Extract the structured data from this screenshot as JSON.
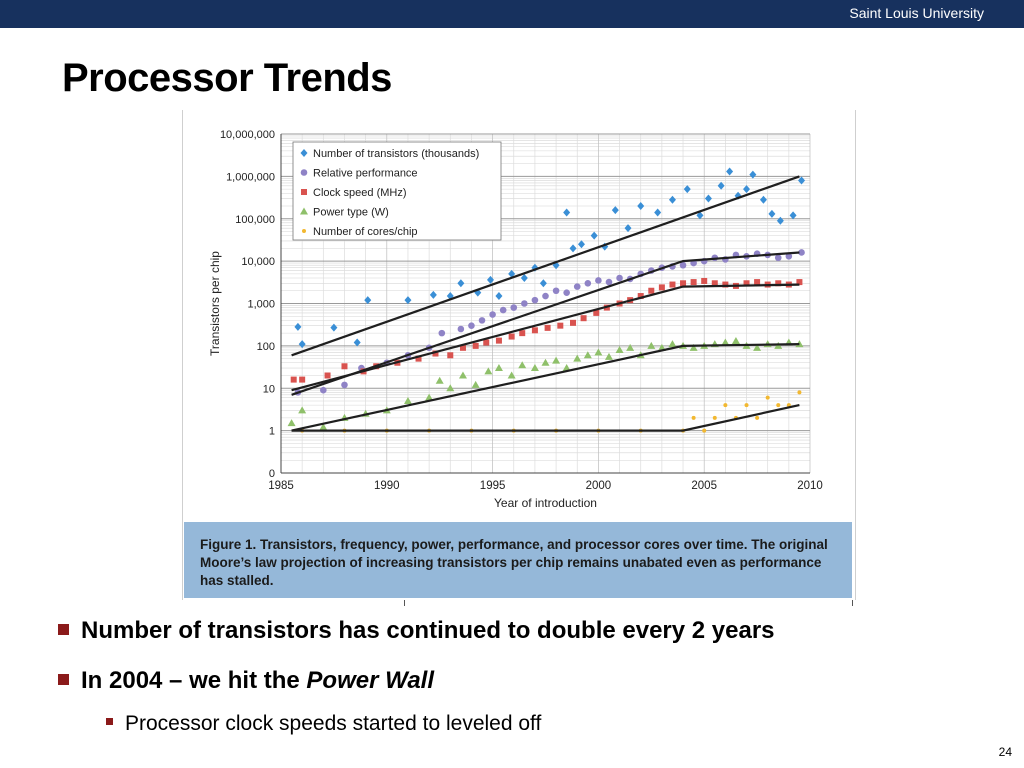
{
  "header": {
    "university": "Saint Louis University"
  },
  "slide": {
    "title": "Processor Trends",
    "bullets": [
      {
        "text": "Number of transistors has continued to double every 2 years"
      },
      {
        "text": "In 2004 – we hit the ",
        "emph": "Power Wall"
      }
    ],
    "subbullet": "Processor clock speeds started to leveled off",
    "page_number": "24"
  },
  "figure": {
    "caption_label": "Figure 1.",
    "caption_text": "Transistors, frequency, power, performance, and processor cores over time. The original Moore’s law projection of increasing transistors per chip remains unabated even as performance has stalled."
  },
  "chart_data": {
    "type": "scatter",
    "title": "",
    "xlabel": "Year of introduction",
    "ylabel": "Transistors per chip",
    "y_scale": "log",
    "xlim": [
      1985,
      2010
    ],
    "ylim": [
      0.1,
      10000000
    ],
    "x_ticks": [
      1985,
      1990,
      1995,
      2000,
      2005,
      2010
    ],
    "y_ticks": [
      {
        "v": 10000000,
        "label": "10,000,000"
      },
      {
        "v": 1000000,
        "label": "1,000,000"
      },
      {
        "v": 100000,
        "label": "100,000"
      },
      {
        "v": 10000,
        "label": "10,000"
      },
      {
        "v": 1000,
        "label": "1,000"
      },
      {
        "v": 100,
        "label": "100"
      },
      {
        "v": 10,
        "label": "10"
      },
      {
        "v": 1,
        "label": "1"
      },
      {
        "v": 0.1,
        "label": "0"
      }
    ],
    "grid": true,
    "legend_position": "top-left",
    "series": [
      {
        "name": "Number of transistors (thousands)",
        "color": "#3a8fd6",
        "marker": "diamond",
        "points": [
          [
            1985.8,
            280
          ],
          [
            1986,
            110
          ],
          [
            1987.5,
            270
          ],
          [
            1988.6,
            120
          ],
          [
            1989.1,
            1200
          ],
          [
            1991,
            1200
          ],
          [
            1992.2,
            1600
          ],
          [
            1993,
            1500
          ],
          [
            1993.5,
            3000
          ],
          [
            1994.3,
            1800
          ],
          [
            1994.9,
            3600
          ],
          [
            1995.3,
            1500
          ],
          [
            1995.9,
            5000
          ],
          [
            1996.5,
            4000
          ],
          [
            1997,
            7000
          ],
          [
            1997.4,
            3000
          ],
          [
            1998,
            8000
          ],
          [
            1998.5,
            140000
          ],
          [
            1998.8,
            20000
          ],
          [
            1999.2,
            25000
          ],
          [
            1999.8,
            40000
          ],
          [
            2000.3,
            22000
          ],
          [
            2000.8,
            160000
          ],
          [
            2001.4,
            60000
          ],
          [
            2002,
            200000
          ],
          [
            2002.8,
            140000
          ],
          [
            2003.5,
            280000
          ],
          [
            2004.2,
            500000
          ],
          [
            2004.8,
            120000
          ],
          [
            2005.2,
            300000
          ],
          [
            2005.8,
            600000
          ],
          [
            2006.2,
            1300000
          ],
          [
            2006.6,
            350000
          ],
          [
            2007,
            500000
          ],
          [
            2007.3,
            1100000
          ],
          [
            2007.8,
            280000
          ],
          [
            2008.2,
            130000
          ],
          [
            2008.6,
            90000
          ],
          [
            2009.2,
            120000
          ],
          [
            2009.6,
            800000
          ]
        ]
      },
      {
        "name": "Relative performance",
        "color": "#8f83c6",
        "marker": "circle",
        "points": [
          [
            1985.8,
            8
          ],
          [
            1987,
            9
          ],
          [
            1988,
            12
          ],
          [
            1988.8,
            30
          ],
          [
            1990,
            40
          ],
          [
            1991,
            60
          ],
          [
            1992,
            90
          ],
          [
            1992.6,
            200
          ],
          [
            1993.5,
            250
          ],
          [
            1994,
            300
          ],
          [
            1994.5,
            400
          ],
          [
            1995,
            550
          ],
          [
            1995.5,
            700
          ],
          [
            1996,
            800
          ],
          [
            1996.5,
            1000
          ],
          [
            1997,
            1200
          ],
          [
            1997.5,
            1500
          ],
          [
            1998,
            2000
          ],
          [
            1998.5,
            1800
          ],
          [
            1999,
            2500
          ],
          [
            1999.5,
            3000
          ],
          [
            2000,
            3500
          ],
          [
            2000.5,
            3200
          ],
          [
            2001,
            4000
          ],
          [
            2001.5,
            3800
          ],
          [
            2002,
            5000
          ],
          [
            2002.5,
            6000
          ],
          [
            2003,
            7000
          ],
          [
            2003.5,
            7500
          ],
          [
            2004,
            8000
          ],
          [
            2004.5,
            9000
          ],
          [
            2005,
            10000
          ],
          [
            2005.5,
            12000
          ],
          [
            2006,
            11000
          ],
          [
            2006.5,
            14000
          ],
          [
            2007,
            13000
          ],
          [
            2007.5,
            15000
          ],
          [
            2008,
            14000
          ],
          [
            2008.5,
            12000
          ],
          [
            2009,
            13000
          ],
          [
            2009.6,
            16000
          ]
        ]
      },
      {
        "name": "Clock speed (MHz)",
        "color": "#d9534f",
        "marker": "square",
        "points": [
          [
            1985.6,
            16
          ],
          [
            1986,
            16
          ],
          [
            1987.2,
            20
          ],
          [
            1988,
            33
          ],
          [
            1988.9,
            25
          ],
          [
            1989.5,
            33
          ],
          [
            1990.5,
            40
          ],
          [
            1991.5,
            50
          ],
          [
            1992.3,
            66
          ],
          [
            1993,
            60
          ],
          [
            1993.6,
            90
          ],
          [
            1994.2,
            100
          ],
          [
            1994.7,
            120
          ],
          [
            1995.3,
            133
          ],
          [
            1995.9,
            166
          ],
          [
            1996.4,
            200
          ],
          [
            1997,
            233
          ],
          [
            1997.6,
            266
          ],
          [
            1998.2,
            300
          ],
          [
            1998.8,
            350
          ],
          [
            1999.3,
            450
          ],
          [
            1999.9,
            600
          ],
          [
            2000.4,
            800
          ],
          [
            2001,
            1000
          ],
          [
            2001.5,
            1200
          ],
          [
            2002,
            1500
          ],
          [
            2002.5,
            2000
          ],
          [
            2003,
            2400
          ],
          [
            2003.5,
            2800
          ],
          [
            2004,
            3000
          ],
          [
            2004.5,
            3200
          ],
          [
            2005,
            3400
          ],
          [
            2005.5,
            3000
          ],
          [
            2006,
            2800
          ],
          [
            2006.5,
            2600
          ],
          [
            2007,
            3000
          ],
          [
            2007.5,
            3200
          ],
          [
            2008,
            2800
          ],
          [
            2008.5,
            3000
          ],
          [
            2009,
            2800
          ],
          [
            2009.5,
            3200
          ]
        ]
      },
      {
        "name": "Power type (W)",
        "color": "#8fc06a",
        "marker": "triangle",
        "points": [
          [
            1985.5,
            1.5
          ],
          [
            1986,
            3
          ],
          [
            1987,
            1.2
          ],
          [
            1988,
            2
          ],
          [
            1989,
            2.5
          ],
          [
            1990,
            3
          ],
          [
            1991,
            5
          ],
          [
            1992,
            6
          ],
          [
            1992.5,
            15
          ],
          [
            1993,
            10
          ],
          [
            1993.6,
            20
          ],
          [
            1994.2,
            12
          ],
          [
            1994.8,
            25
          ],
          [
            1995.3,
            30
          ],
          [
            1995.9,
            20
          ],
          [
            1996.4,
            35
          ],
          [
            1997,
            30
          ],
          [
            1997.5,
            40
          ],
          [
            1998,
            45
          ],
          [
            1998.5,
            30
          ],
          [
            1999,
            50
          ],
          [
            1999.5,
            60
          ],
          [
            2000,
            70
          ],
          [
            2000.5,
            55
          ],
          [
            2001,
            80
          ],
          [
            2001.5,
            90
          ],
          [
            2002,
            60
          ],
          [
            2002.5,
            100
          ],
          [
            2003,
            90
          ],
          [
            2003.5,
            110
          ],
          [
            2004,
            100
          ],
          [
            2004.5,
            90
          ],
          [
            2005,
            100
          ],
          [
            2005.5,
            110
          ],
          [
            2006,
            120
          ],
          [
            2006.5,
            130
          ],
          [
            2007,
            100
          ],
          [
            2007.5,
            90
          ],
          [
            2008,
            110
          ],
          [
            2008.5,
            100
          ],
          [
            2009,
            120
          ],
          [
            2009.5,
            110
          ]
        ]
      },
      {
        "name": "Number of cores/chip",
        "color": "#f2b830",
        "marker": "circle-small",
        "points": [
          [
            1986,
            1
          ],
          [
            1988,
            1
          ],
          [
            1990,
            1
          ],
          [
            1992,
            1
          ],
          [
            1994,
            1
          ],
          [
            1996,
            1
          ],
          [
            1998,
            1
          ],
          [
            2000,
            1
          ],
          [
            2002,
            1
          ],
          [
            2004,
            1
          ],
          [
            2004.5,
            2
          ],
          [
            2005,
            1
          ],
          [
            2005.5,
            2
          ],
          [
            2006,
            4
          ],
          [
            2006.5,
            2
          ],
          [
            2007,
            4
          ],
          [
            2007.5,
            2
          ],
          [
            2008,
            6
          ],
          [
            2008.5,
            4
          ],
          [
            2009,
            4
          ],
          [
            2009.5,
            8
          ]
        ]
      }
    ],
    "trend_lines": [
      {
        "series": "Number of transistors (thousands)",
        "points": [
          [
            1985.5,
            60
          ],
          [
            2009.5,
            1000000
          ]
        ]
      },
      {
        "series": "Relative performance",
        "points": [
          [
            1985.5,
            7
          ],
          [
            2004,
            10000
          ],
          [
            2009.5,
            16000
          ]
        ]
      },
      {
        "series": "Clock speed (MHz)",
        "points": [
          [
            1985.5,
            9
          ],
          [
            2004,
            2500
          ],
          [
            2009.5,
            2800
          ]
        ]
      },
      {
        "series": "Power type (W)",
        "points": [
          [
            1985.5,
            1
          ],
          [
            2004,
            100
          ],
          [
            2009.5,
            110
          ]
        ]
      },
      {
        "series": "Number of cores/chip",
        "points": [
          [
            1985.5,
            1
          ],
          [
            2004,
            1
          ],
          [
            2009.5,
            4
          ]
        ]
      }
    ]
  }
}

-*-

*Short task*. Pull out every line in the data above that has the word "type".

*Answer in full*.
    "type": "scatter",
        "name": "Power type (W)",
        "series": "Power type (W)",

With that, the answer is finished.